Element location data
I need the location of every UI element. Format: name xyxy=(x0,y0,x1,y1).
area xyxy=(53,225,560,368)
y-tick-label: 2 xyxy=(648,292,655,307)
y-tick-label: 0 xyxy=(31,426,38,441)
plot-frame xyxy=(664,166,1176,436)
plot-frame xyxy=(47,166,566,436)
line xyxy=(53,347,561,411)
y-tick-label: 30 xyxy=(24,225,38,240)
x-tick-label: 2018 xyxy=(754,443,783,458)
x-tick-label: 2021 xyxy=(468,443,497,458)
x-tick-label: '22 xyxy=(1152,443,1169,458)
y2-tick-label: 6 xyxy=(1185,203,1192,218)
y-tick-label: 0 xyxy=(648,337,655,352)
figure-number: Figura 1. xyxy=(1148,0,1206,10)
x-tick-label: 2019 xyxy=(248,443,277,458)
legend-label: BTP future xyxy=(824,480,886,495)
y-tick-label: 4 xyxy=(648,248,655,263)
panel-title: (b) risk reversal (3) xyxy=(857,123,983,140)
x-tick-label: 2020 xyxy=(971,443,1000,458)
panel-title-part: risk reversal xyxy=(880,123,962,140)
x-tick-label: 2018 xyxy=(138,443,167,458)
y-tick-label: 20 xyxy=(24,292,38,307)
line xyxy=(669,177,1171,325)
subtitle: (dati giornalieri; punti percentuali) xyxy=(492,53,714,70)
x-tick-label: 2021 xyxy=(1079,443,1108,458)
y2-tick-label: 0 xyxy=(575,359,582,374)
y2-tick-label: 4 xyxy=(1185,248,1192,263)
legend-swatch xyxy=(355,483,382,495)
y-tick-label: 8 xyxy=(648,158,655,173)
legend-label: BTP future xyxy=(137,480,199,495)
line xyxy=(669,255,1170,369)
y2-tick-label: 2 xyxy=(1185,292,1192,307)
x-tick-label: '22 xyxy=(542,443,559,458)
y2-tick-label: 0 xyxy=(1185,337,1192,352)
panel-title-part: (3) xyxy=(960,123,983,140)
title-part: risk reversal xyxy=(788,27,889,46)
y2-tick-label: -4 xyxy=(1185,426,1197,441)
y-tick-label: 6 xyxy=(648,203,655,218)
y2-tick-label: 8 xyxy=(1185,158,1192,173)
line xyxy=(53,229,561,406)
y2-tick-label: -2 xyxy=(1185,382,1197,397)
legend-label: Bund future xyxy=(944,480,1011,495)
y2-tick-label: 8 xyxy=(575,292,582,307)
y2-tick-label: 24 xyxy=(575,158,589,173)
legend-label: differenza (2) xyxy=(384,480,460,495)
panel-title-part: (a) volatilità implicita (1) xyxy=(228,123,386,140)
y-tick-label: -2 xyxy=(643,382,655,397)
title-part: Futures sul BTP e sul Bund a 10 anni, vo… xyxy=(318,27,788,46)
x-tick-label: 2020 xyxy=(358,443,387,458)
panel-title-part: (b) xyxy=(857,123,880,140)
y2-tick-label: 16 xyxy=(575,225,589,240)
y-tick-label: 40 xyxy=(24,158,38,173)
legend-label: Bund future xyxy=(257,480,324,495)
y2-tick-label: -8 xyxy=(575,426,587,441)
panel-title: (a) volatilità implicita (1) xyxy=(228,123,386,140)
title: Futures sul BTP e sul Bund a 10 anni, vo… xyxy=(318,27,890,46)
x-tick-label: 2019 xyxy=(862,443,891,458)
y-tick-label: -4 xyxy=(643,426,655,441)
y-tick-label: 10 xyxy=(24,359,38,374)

Request
Could you format every line of the listing above as a numbered list, leaving out any blank lines?

Written response
1. I need the location of every UI element. Format: name xyxy=(x0,y0,x1,y1).
2. area xyxy=(53,225,560,368)
3. y-tick-label: 2 xyxy=(648,292,655,307)
4. y-tick-label: 0 xyxy=(31,426,38,441)
5. plot-frame xyxy=(664,166,1176,436)
6. plot-frame xyxy=(47,166,566,436)
7. line xyxy=(53,347,561,411)
8. y-tick-label: 30 xyxy=(24,225,38,240)
9. x-tick-label: 2018 xyxy=(754,443,783,458)
10. x-tick-label: 2021 xyxy=(468,443,497,458)
11. x-tick-label: '22 xyxy=(1152,443,1169,458)
12. y2-tick-label: 6 xyxy=(1185,203,1192,218)
13. y-tick-label: 0 xyxy=(648,337,655,352)
14. figure-number: Figura 1. xyxy=(1148,0,1206,10)
15. x-tick-label: 2019 xyxy=(248,443,277,458)
16. legend-label: BTP future xyxy=(824,480,886,495)
17. y-tick-label: 4 xyxy=(648,248,655,263)
18. panel-title: (b) risk reversal (3) xyxy=(857,123,983,140)
19. x-tick-label: 2020 xyxy=(971,443,1000,458)
20. panel-title-part: risk reversal xyxy=(880,123,962,140)
21. x-tick-label: 2018 xyxy=(138,443,167,458)
22. y-tick-label: 20 xyxy=(24,292,38,307)
23. line xyxy=(669,177,1171,325)
24. subtitle: (dati giornalieri; punti percentuali) xyxy=(492,53,714,70)
25. x-tick-label: 2021 xyxy=(1079,443,1108,458)
26. y2-tick-label: 0 xyxy=(575,359,582,374)
27. y2-tick-label: 4 xyxy=(1185,248,1192,263)
28. legend-swatch xyxy=(355,483,382,495)
29. y-tick-label: 8 xyxy=(648,158,655,173)
30. legend-label: BTP future xyxy=(137,480,199,495)
31. line xyxy=(669,255,1170,369)
32. y2-tick-label: 2 xyxy=(1185,292,1192,307)
33. x-tick-label: '22 xyxy=(542,443,559,458)
34. y2-tick-label: 0 xyxy=(1185,337,1192,352)
35. panel-title-part: (3) xyxy=(960,123,983,140)
36. title-part: risk reversal xyxy=(788,27,889,46)
37. y2-tick-label: -4 xyxy=(1185,426,1197,441)
38. y-tick-label: 6 xyxy=(648,203,655,218)
39. y2-tick-label: 8 xyxy=(1185,158,1192,173)
40. line xyxy=(53,229,561,406)
41. y2-tick-label: -2 xyxy=(1185,382,1197,397)
42. legend-label: Bund future xyxy=(944,480,1011,495)
43. y2-tick-label: 8 xyxy=(575,292,582,307)
44. y2-tick-label: 24 xyxy=(575,158,589,173)
45. legend-label: differenza (2) xyxy=(384,480,460,495)
46. panel-title-part: (a) volatilità implicita (1) xyxy=(228,123,386,140)
47. y-tick-label: -2 xyxy=(643,382,655,397)
48. title-part: Futures sul BTP e sul Bund a 10 anni, vo… xyxy=(318,27,788,46)
49. x-tick-label: 2020 xyxy=(358,443,387,458)
50. panel-title-part: (b) xyxy=(857,123,880,140)
51. y2-tick-label: 16 xyxy=(575,225,589,240)
52. y-tick-label: 40 xyxy=(24,158,38,173)
53. legend-label: Bund future xyxy=(257,480,324,495)
54. y2-tick-label: -8 xyxy=(575,426,587,441)
55. panel-title: (a) volatilità implicita (1) xyxy=(228,123,386,140)
56. title: Futures sul BTP e sul Bund a 10 anni, vo… xyxy=(318,27,890,46)
57. x-tick-label: 2019 xyxy=(862,443,891,458)
58. y-tick-label: -4 xyxy=(643,426,655,441)
59. y-tick-label: 10 xyxy=(24,359,38,374)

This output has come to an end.